▶ [Extracto seleccionado]:
Publicado el 2022-03-19 en Maestría

El acto de caminar

Por Rafael Huacuz Elías

Coordinador de la Maestría en Planeación y Ordenamiento Territorial Sostenible

 

Todos somos peatones en la ciudad. Independientemente de si contamos con automóvil o no, caminamos al final del recorrido y este acto genera en nosotros una perspectiva distinta de la ciudad. Las condiciones de la movilidad pedestre ofrecen una experiencia sensorial única. La estética del espacio urbano, su traza y vida cotidiana en general refuerzan el sentido de pertenencia y garantizan la capacidad de construir un mapa mental para tener mejor ubicación geoespacial.

▶ [Datos proporcionados]:
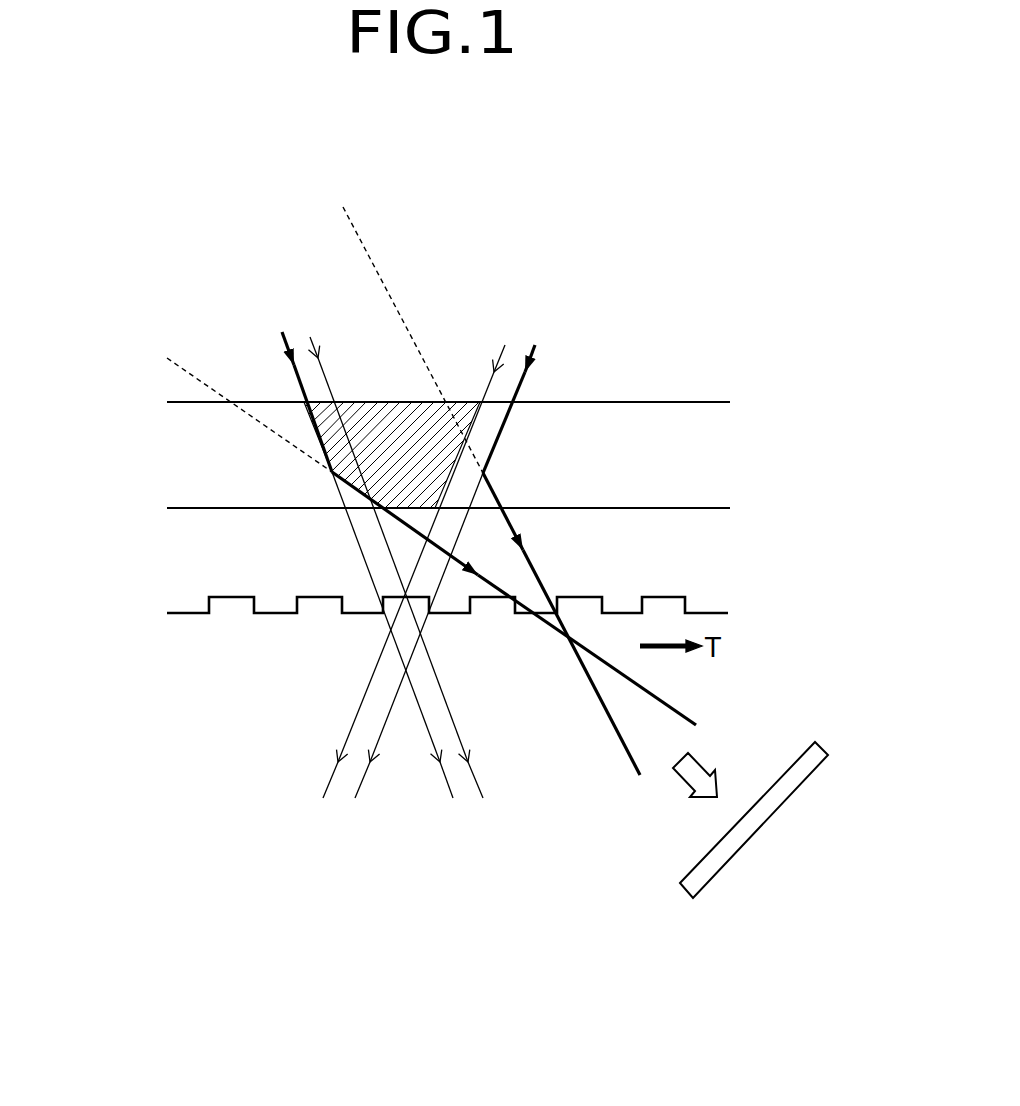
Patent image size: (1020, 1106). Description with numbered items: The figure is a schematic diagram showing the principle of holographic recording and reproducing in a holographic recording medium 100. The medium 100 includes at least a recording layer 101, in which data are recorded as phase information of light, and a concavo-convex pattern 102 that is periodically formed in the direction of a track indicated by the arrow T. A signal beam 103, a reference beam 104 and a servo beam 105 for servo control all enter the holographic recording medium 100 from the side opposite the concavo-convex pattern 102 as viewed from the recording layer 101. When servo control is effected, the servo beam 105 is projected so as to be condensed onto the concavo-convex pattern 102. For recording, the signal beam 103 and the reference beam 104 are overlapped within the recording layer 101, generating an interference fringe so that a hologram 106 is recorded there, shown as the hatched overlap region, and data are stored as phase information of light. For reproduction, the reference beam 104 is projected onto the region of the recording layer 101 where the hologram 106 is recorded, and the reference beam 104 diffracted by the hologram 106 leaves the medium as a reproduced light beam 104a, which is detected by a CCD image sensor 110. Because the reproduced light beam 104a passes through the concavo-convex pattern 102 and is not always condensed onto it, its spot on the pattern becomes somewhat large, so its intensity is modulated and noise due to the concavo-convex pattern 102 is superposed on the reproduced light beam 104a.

▶ [Tareas]:
(1) Traduce al inglés esta oración del extracto: "Las condiciones de la movilidad pedestre ofrecen una experiencia sensorial única."
(2) Según el extracto, ¿qué somos todos en la ciudad?
(3) Copia de nuevo el extracto comenzando por "Todos somos peatones" y siguiendo hasta "mejor ubicación geoespacial.", y sustituye "peatones" por "caminantes".
Para resolver cada tarea, utiliza solamente el extracto.

▶ [Soluciones por tarea]:
(1) The conditions of pedestrian mobility offer a unique sensory experience.

(2) Todos somos peatones en la ciudad.

(3)
Todos somos caminantes en la ciudad. Independientemente de si contamos con automóvil o no, caminamos al final del recorrido y este acto genera en nosotros una perspectiva distinta de la ciudad. Las condiciones de la movilidad pedestre ofrecen una experiencia sensorial única. La estética del espacio urbano, su traza y vida cotidiana en general refuerzan el sentido de pertenencia y garantizan la capacidad de construir un mapa mental para tener mejor ubicación geoespacial.